→ **Exercise description**: Retype every entry word for word.

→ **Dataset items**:
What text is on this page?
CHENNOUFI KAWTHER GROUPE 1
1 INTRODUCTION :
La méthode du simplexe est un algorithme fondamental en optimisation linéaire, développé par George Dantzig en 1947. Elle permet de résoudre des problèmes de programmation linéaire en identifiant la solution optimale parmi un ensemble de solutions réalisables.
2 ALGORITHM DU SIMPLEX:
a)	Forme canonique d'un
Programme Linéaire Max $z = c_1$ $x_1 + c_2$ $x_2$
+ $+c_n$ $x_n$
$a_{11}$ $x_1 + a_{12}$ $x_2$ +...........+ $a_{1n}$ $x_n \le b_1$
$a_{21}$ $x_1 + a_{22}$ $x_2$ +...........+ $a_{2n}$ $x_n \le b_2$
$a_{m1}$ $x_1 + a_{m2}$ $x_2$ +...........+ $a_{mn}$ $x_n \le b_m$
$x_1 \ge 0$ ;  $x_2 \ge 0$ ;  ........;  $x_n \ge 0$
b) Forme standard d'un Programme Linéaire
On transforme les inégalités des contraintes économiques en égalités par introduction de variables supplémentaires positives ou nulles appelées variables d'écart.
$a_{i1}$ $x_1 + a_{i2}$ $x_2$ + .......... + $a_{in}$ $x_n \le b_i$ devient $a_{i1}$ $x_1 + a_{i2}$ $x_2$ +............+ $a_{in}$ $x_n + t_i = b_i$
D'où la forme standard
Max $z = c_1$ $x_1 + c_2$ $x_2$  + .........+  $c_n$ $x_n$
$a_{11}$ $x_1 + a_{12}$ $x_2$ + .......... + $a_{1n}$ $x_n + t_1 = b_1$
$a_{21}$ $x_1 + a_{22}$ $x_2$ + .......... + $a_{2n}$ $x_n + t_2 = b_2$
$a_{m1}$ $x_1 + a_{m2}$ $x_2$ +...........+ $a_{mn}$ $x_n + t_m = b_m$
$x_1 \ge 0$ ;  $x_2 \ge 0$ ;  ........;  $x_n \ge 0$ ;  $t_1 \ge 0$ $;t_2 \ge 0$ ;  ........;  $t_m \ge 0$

→ **Task result**:
What text is on this page?
CHENNOUFI KAWTHER GROUPE 1
1 INTRODUCTION :
La méthode du simplexe est un algorithme fondamental en optimisation linéaire, développé par George Dantzig en 1947. Elle permet de résoudre des problèmes de programmation linéaire en identifiant la solution optimale parmi un ensemble de solutions réalisables.
2 ALGORITHM DU SIMPLEX:
a)	Forme canonique d'un
Programme Linéaire Max $z = c_1$ $x_1 + c_2$ $x_2$
+ $+c_n$ $x_n$
$a_{11}$ $x_1 + a_{12}$ $x_2$ +...........+ $a_{1n}$ $x_n \le b_1$
$a_{21}$ $x_1 + a_{22}$ $x_2$ +...........+ $a_{2n}$ $x_n \le b_2$
$a_{m1}$ $x_1 + a_{m2}$ $x_2$ +...........+ $a_{mn}$ $x_n \le b_m$
$x_1 \ge 0$ ;  $x_2 \ge 0$ ;  ........;  $x_n \ge 0$
b) Forme standard d'un Programme Linéaire
On transforme les inégalités des contraintes économiques en égalités par introduction de variables supplémentaires positives ou nulles appelées variables d'écart.
$a_{i1}$ $x_1 + a_{i2}$ $x_2$ + .......... + $a_{in}$ $x_n \le b_i$ devient $a_{i1}$ $x_1 + a_{i2}$ $x_2$ +............+ $a_{in}$ $x_n + t_i = b_i$
D'où la forme standard
Max $z = c_1$ $x_1 + c_2$ $x_2$  + .........+  $c_n$ $x_n$
$a_{11}$ $x_1 + a_{12}$ $x_2$ + .......... + $a_{1n}$ $x_n + t_1 = b_1$
$a_{21}$ $x_1 + a_{22}$ $x_2$ + .......... + $a_{2n}$ $x_n + t_2 = b_2$
$a_{m1}$ $x_1 + a_{m2}$ $x_2$ +...........+ $a_{mn}$ $x_n + t_m = b_m$
$x_1 \ge 0$ ;  $x_2 \ge 0$ ;  ........;  $x_n \ge 0$ ;  $t_1 \ge 0$ $;t_2 \ge 0$ ;  ........;  $t_m \ge 0$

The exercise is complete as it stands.